_ENTRIES PROVIDED_:
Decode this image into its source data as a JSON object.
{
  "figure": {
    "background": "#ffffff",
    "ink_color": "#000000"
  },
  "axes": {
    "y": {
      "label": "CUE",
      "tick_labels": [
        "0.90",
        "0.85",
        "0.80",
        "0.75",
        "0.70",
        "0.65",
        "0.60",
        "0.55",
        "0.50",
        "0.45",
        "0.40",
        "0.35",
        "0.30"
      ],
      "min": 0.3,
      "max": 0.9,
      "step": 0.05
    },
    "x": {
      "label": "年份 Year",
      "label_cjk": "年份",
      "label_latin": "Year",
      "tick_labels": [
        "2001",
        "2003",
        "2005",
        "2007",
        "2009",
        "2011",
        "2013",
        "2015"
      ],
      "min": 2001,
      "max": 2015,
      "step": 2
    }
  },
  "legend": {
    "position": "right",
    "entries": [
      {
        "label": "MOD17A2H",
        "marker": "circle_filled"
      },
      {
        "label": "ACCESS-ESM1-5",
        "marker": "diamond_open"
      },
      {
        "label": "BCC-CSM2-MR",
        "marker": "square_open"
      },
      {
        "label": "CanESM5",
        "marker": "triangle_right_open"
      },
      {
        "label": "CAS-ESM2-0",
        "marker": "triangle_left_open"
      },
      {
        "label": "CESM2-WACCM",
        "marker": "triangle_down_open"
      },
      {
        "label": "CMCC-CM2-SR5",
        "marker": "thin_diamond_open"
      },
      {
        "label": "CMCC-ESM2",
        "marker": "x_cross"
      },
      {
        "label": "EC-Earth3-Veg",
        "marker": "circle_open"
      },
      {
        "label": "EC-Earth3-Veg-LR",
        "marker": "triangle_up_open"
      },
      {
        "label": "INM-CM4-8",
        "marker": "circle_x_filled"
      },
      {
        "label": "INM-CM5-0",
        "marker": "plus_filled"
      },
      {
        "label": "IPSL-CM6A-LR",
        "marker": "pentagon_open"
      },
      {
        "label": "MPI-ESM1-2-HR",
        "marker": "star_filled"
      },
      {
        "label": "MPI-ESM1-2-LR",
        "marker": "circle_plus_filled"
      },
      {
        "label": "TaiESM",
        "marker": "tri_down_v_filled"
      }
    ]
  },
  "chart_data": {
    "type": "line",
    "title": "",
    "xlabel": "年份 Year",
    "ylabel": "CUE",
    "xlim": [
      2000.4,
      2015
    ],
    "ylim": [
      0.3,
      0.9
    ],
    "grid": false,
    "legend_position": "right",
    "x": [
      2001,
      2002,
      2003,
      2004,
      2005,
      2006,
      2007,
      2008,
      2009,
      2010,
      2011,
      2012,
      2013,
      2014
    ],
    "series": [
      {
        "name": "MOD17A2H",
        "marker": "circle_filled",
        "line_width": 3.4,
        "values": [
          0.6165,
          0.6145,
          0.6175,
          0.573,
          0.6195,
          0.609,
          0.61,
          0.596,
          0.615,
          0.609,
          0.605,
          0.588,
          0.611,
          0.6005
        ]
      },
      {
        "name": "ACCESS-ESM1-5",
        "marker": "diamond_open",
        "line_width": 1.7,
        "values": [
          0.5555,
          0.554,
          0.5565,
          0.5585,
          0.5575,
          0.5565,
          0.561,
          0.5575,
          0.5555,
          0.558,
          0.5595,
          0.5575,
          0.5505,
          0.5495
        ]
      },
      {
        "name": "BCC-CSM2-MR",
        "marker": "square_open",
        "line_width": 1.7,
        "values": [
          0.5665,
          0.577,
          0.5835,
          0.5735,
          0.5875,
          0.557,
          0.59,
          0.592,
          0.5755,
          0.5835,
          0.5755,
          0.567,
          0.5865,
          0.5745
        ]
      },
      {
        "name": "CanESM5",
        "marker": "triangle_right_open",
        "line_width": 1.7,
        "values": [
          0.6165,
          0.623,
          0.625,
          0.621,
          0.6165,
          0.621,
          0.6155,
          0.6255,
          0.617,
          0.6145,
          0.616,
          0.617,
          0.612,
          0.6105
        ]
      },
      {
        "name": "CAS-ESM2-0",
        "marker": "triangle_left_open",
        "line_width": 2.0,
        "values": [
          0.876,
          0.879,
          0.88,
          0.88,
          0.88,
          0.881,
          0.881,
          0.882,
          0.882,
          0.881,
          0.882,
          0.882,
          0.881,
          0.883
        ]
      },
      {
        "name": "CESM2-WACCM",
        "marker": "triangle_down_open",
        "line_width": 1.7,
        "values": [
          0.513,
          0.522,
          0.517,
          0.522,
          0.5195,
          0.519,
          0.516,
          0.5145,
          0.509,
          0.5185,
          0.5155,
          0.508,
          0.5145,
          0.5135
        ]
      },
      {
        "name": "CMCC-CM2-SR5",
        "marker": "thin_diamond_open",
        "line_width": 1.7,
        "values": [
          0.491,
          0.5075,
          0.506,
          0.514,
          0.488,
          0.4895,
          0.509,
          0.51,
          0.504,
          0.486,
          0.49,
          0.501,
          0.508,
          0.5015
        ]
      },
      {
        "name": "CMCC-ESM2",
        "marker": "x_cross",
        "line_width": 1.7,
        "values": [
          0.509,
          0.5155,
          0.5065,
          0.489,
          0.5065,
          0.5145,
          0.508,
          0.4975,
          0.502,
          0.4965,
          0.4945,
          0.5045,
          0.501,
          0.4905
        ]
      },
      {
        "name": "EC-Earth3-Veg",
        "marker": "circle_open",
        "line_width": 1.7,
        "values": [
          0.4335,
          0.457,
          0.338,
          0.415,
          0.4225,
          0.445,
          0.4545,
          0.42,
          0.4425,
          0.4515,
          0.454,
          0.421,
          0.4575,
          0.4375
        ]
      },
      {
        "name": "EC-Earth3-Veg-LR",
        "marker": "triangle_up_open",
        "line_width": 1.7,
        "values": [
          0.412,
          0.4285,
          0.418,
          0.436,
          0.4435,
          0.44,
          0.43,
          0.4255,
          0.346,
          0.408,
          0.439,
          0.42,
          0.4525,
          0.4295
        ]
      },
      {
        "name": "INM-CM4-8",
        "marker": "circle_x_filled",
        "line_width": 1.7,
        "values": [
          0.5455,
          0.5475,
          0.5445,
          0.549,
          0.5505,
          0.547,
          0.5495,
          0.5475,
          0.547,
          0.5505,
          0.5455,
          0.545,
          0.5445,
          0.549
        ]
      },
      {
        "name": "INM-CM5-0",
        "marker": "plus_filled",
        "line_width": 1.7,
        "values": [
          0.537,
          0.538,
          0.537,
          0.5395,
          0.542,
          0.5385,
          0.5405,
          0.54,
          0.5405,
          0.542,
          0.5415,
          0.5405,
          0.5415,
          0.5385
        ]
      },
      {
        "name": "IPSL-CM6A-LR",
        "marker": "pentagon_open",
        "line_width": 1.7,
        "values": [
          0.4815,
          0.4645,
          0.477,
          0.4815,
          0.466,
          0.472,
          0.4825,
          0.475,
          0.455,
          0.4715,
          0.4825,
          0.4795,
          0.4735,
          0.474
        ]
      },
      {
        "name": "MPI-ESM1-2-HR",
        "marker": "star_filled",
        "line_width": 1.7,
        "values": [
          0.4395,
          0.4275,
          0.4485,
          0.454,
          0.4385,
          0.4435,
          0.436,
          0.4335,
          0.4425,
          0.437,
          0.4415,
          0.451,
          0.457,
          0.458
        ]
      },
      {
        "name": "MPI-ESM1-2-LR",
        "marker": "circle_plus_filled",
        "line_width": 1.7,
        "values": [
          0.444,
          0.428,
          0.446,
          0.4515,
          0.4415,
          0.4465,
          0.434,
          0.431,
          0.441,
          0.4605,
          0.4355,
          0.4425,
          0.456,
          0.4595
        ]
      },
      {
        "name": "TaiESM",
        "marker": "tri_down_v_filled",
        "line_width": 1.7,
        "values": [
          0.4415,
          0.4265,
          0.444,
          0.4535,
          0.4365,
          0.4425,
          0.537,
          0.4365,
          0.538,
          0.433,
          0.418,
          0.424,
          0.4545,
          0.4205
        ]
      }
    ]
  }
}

_WHAT THE EXERCISE ASKS_: The required answer is a single number: the count of lines in the entries that hold the string "ACCESS".

_SOLUTION FOR THIS TASK_: 2